(What to produce): This exercise asks for an exact copy of every entry below, with pictures omitted.

Items from a figure collection
__________

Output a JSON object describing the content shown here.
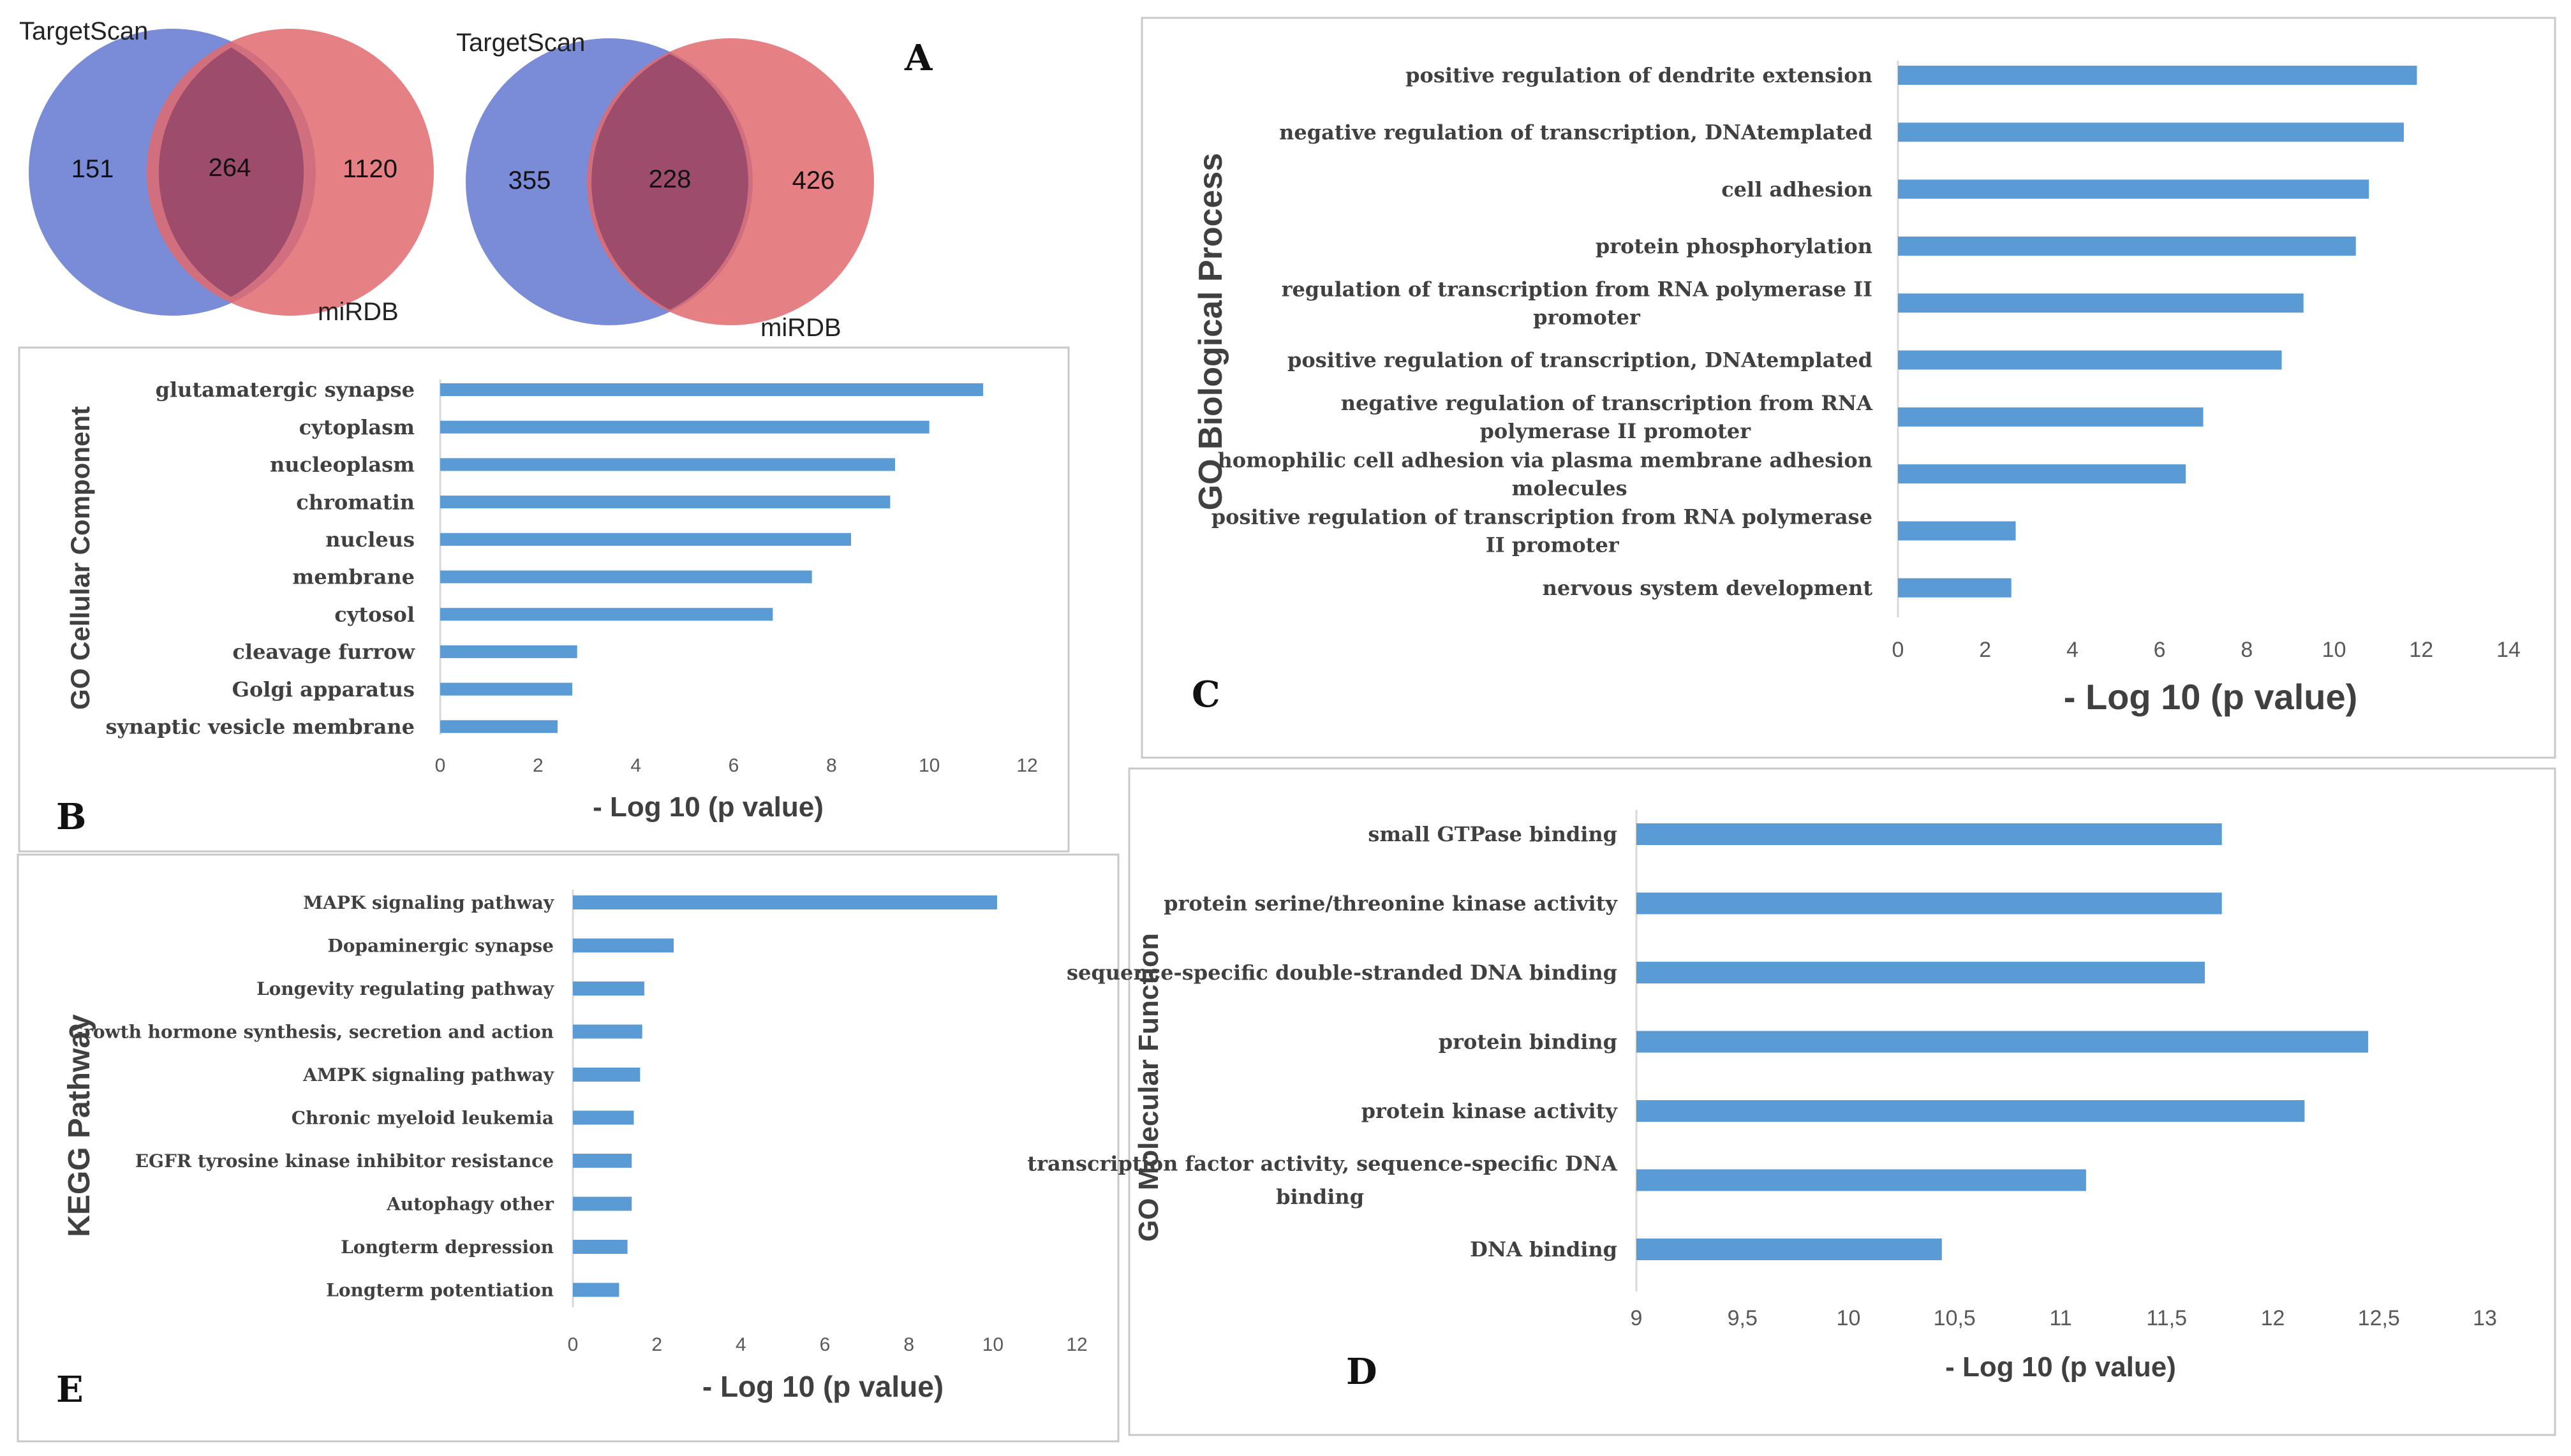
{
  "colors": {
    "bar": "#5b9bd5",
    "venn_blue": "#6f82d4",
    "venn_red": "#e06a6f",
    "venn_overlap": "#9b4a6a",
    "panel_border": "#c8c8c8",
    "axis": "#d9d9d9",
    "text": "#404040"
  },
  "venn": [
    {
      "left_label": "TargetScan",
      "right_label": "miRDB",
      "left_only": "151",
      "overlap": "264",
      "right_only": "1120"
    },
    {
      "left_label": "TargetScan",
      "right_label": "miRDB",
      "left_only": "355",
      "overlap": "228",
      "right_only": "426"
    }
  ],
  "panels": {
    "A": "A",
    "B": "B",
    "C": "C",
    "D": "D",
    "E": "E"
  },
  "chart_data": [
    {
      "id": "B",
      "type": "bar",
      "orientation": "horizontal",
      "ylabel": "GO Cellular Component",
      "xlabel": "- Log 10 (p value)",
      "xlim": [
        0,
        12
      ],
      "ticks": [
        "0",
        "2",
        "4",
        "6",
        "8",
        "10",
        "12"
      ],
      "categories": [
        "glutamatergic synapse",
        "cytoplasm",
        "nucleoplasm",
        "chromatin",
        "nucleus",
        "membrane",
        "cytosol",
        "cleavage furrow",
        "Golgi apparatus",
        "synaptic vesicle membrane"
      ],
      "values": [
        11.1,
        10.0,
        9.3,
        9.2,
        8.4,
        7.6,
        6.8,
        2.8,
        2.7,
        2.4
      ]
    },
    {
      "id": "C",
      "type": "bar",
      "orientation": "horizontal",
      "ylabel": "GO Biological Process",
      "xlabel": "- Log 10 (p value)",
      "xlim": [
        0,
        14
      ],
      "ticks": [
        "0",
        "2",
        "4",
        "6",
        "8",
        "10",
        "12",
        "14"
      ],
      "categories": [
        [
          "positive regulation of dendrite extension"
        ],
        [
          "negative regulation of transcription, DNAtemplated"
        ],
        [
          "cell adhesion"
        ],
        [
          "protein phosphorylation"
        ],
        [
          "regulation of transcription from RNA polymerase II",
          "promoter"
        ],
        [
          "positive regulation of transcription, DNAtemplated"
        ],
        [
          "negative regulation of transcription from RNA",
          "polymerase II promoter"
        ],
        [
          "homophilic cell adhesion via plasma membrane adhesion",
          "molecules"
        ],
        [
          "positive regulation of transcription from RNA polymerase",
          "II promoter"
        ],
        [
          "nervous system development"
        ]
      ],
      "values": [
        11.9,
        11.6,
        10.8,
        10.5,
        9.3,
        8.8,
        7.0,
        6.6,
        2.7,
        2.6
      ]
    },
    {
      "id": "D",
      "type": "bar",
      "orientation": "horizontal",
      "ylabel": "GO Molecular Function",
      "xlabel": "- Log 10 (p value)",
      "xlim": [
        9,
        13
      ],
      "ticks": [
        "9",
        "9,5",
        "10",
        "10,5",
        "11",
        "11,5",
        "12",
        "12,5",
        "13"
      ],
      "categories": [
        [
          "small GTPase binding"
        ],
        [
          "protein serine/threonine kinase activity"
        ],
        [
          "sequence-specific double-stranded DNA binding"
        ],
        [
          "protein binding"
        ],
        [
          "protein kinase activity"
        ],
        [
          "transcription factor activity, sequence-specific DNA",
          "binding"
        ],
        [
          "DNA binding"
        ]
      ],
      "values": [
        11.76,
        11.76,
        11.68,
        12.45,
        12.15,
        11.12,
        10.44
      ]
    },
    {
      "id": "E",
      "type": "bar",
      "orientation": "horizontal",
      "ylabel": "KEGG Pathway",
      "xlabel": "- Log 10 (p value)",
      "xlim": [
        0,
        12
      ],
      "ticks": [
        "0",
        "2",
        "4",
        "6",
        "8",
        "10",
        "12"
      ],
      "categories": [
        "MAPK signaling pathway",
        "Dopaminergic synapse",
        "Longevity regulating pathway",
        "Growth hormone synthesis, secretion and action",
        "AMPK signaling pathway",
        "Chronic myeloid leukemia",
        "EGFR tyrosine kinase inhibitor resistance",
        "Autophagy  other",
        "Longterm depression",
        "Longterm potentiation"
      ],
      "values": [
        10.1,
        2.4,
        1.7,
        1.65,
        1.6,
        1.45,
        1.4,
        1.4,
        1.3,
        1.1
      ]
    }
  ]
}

__________

(Result below):
Output a JSON object describing the content shown here.
{
  "colors": {
    "bar": "#5b9bd5",
    "venn_blue": "#6f82d4",
    "venn_red": "#e06a6f",
    "venn_overlap": "#9b4a6a",
    "panel_border": "#c8c8c8",
    "axis": "#d9d9d9",
    "text": "#404040"
  },
  "venn": [
    {
      "left_label": "TargetScan",
      "right_label": "miRDB",
      "left_only": "151",
      "overlap": "264",
      "right_only": "1120"
    },
    {
      "left_label": "TargetScan",
      "right_label": "miRDB",
      "left_only": "355",
      "overlap": "228",
      "right_only": "426"
    }
  ],
  "panels": {
    "A": "A",
    "B": "B",
    "C": "C",
    "D": "D",
    "E": "E"
  },
  "chart_data": [
    {
      "id": "B",
      "type": "bar",
      "orientation": "horizontal",
      "ylabel": "GO Cellular Component",
      "xlabel": "- Log 10 (p value)",
      "xlim": [
        0,
        12
      ],
      "ticks": [
        "0",
        "2",
        "4",
        "6",
        "8",
        "10",
        "12"
      ],
      "categories": [
        "glutamatergic synapse",
        "cytoplasm",
        "nucleoplasm",
        "chromatin",
        "nucleus",
        "membrane",
        "cytosol",
        "cleavage furrow",
        "Golgi apparatus",
        "synaptic vesicle membrane"
      ],
      "values": [
        11.1,
        10.0,
        9.3,
        9.2,
        8.4,
        7.6,
        6.8,
        2.8,
        2.7,
        2.4
      ]
    },
    {
      "id": "C",
      "type": "bar",
      "orientation": "horizontal",
      "ylabel": "GO Biological Process",
      "xlabel": "- Log 10 (p value)",
      "xlim": [
        0,
        14
      ],
      "ticks": [
        "0",
        "2",
        "4",
        "6",
        "8",
        "10",
        "12",
        "14"
      ],
      "categories": [
        [
          "positive regulation of dendrite extension"
        ],
        [
          "negative regulation of transcription, DNAtemplated"
        ],
        [
          "cell adhesion"
        ],
        [
          "protein phosphorylation"
        ],
        [
          "regulation of transcription from RNA polymerase II",
          "promoter"
        ],
        [
          "positive regulation of transcription, DNAtemplated"
        ],
        [
          "negative regulation of transcription from RNA",
          "polymerase II promoter"
        ],
        [
          "homophilic cell adhesion via plasma membrane adhesion",
          "molecules"
        ],
        [
          "positive regulation of transcription from RNA polymerase",
          "II promoter"
        ],
        [
          "nervous system development"
        ]
      ],
      "values": [
        11.9,
        11.6,
        10.8,
        10.5,
        9.3,
        8.8,
        7.0,
        6.6,
        2.7,
        2.6
      ]
    },
    {
      "id": "D",
      "type": "bar",
      "orientation": "horizontal",
      "ylabel": "GO Molecular Function",
      "xlabel": "- Log 10 (p value)",
      "xlim": [
        9,
        13
      ],
      "ticks": [
        "9",
        "9,5",
        "10",
        "10,5",
        "11",
        "11,5",
        "12",
        "12,5",
        "13"
      ],
      "categories": [
        [
          "small GTPase binding"
        ],
        [
          "protein serine/threonine kinase activity"
        ],
        [
          "sequence-specific double-stranded DNA binding"
        ],
        [
          "protein binding"
        ],
        [
          "protein kinase activity"
        ],
        [
          "transcription factor activity, sequence-specific DNA",
          "binding"
        ],
        [
          "DNA binding"
        ]
      ],
      "values": [
        11.76,
        11.76,
        11.68,
        12.45,
        12.15,
        11.12,
        10.44
      ]
    },
    {
      "id": "E",
      "type": "bar",
      "orientation": "horizontal",
      "ylabel": "KEGG Pathway",
      "xlabel": "- Log 10 (p value)",
      "xlim": [
        0,
        12
      ],
      "ticks": [
        "0",
        "2",
        "4",
        "6",
        "8",
        "10",
        "12"
      ],
      "categories": [
        "MAPK signaling pathway",
        "Dopaminergic synapse",
        "Longevity regulating pathway",
        "Growth hormone synthesis, secretion and action",
        "AMPK signaling pathway",
        "Chronic myeloid leukemia",
        "EGFR tyrosine kinase inhibitor resistance",
        "Autophagy  other",
        "Longterm depression",
        "Longterm potentiation"
      ],
      "values": [
        10.1,
        2.4,
        1.7,
        1.65,
        1.6,
        1.45,
        1.4,
        1.4,
        1.3,
        1.1
      ]
    }
  ]
}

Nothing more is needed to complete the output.